Supplied information
====
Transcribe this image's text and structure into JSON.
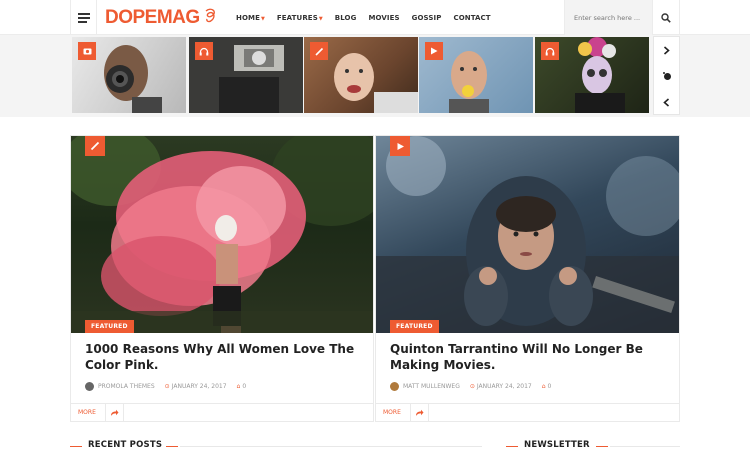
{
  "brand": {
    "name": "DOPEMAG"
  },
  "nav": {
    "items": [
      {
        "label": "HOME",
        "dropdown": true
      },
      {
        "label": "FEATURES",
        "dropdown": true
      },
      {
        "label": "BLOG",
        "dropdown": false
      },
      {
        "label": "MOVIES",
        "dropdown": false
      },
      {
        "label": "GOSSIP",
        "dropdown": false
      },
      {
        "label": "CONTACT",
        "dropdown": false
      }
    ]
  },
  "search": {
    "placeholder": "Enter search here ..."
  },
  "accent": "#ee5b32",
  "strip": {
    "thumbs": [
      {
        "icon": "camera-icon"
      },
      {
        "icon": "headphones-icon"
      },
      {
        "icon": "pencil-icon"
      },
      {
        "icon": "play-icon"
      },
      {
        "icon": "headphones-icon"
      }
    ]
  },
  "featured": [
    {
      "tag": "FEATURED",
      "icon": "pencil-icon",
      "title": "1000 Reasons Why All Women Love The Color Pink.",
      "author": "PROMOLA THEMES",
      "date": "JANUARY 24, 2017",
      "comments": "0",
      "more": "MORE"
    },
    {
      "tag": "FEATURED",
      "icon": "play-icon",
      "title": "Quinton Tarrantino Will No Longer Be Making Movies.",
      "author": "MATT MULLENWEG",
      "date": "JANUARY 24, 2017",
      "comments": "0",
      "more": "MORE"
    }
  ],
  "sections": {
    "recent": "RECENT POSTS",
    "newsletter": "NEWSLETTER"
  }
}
====
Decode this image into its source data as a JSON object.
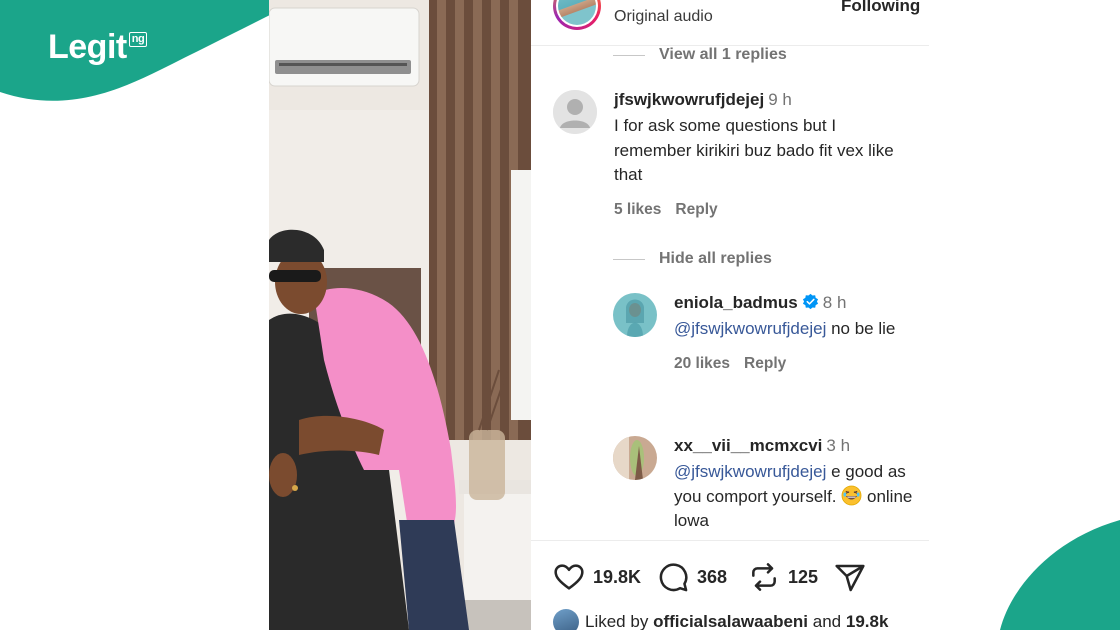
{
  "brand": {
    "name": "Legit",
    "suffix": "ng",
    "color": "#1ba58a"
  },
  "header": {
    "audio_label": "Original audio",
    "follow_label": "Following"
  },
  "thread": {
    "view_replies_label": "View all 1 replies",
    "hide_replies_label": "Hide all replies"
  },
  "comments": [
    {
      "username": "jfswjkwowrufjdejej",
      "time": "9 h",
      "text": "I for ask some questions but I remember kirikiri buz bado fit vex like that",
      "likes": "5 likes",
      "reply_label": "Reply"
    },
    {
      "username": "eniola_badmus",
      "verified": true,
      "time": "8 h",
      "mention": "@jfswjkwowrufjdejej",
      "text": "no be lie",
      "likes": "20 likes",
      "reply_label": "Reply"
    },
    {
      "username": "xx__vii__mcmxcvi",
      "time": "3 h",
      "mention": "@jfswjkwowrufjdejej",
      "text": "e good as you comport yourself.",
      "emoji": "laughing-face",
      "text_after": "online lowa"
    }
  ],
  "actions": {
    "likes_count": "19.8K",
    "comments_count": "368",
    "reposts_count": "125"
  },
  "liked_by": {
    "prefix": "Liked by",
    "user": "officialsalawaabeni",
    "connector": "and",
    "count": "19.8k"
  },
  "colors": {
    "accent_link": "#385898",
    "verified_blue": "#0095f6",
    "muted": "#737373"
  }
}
====
Using the entries above, return each line that includes the word "username".

Correct output
      "username": "jfswjkwowrufjdejej",
      "username": "eniola_badmus",
      "username": "xx__vii__mcmxcvi",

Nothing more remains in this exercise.